STATED TASK: Would you extract the whole listing below and retype it exactly?

PROVIDED ENTRIES:
════════════════════
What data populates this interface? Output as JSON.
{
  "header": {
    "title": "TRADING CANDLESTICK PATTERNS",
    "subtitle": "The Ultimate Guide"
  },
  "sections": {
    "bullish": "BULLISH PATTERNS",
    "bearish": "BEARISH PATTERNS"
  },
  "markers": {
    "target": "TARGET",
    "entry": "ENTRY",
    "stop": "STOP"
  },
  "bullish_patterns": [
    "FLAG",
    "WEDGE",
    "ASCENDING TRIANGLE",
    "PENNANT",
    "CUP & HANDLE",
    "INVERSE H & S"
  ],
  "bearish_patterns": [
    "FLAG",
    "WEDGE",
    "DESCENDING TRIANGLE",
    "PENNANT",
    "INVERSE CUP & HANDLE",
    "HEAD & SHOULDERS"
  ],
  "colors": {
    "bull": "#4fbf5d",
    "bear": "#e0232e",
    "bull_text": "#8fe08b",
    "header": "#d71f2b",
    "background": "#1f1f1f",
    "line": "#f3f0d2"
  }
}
════════════════════
IN RESPONSE:
What data populates this interface? Output as JSON.
{
  "header": {
    "title": "TRADING CANDLESTICK PATTERNS",
    "subtitle": "The Ultimate Guide"
  },
  "sections": {
    "bullish": "BULLISH PATTERNS",
    "bearish": "BEARISH PATTERNS"
  },
  "markers": {
    "target": "TARGET",
    "entry": "ENTRY",
    "stop": "STOP"
  },
  "bullish_patterns": [
    "FLAG",
    "WEDGE",
    "ASCENDING TRIANGLE",
    "PENNANT",
    "CUP & HANDLE",
    "INVERSE H & S"
  ],
  "bearish_patterns": [
    "FLAG",
    "WEDGE",
    "DESCENDING TRIANGLE",
    "PENNANT",
    "INVERSE CUP & HANDLE",
    "HEAD & SHOULDERS"
  ],
  "colors": {
    "bull": "#4fbf5d",
    "bear": "#e0232e",
    "bull_text": "#8fe08b",
    "header": "#d71f2b",
    "background": "#1f1f1f",
    "line": "#f3f0d2"
  }
}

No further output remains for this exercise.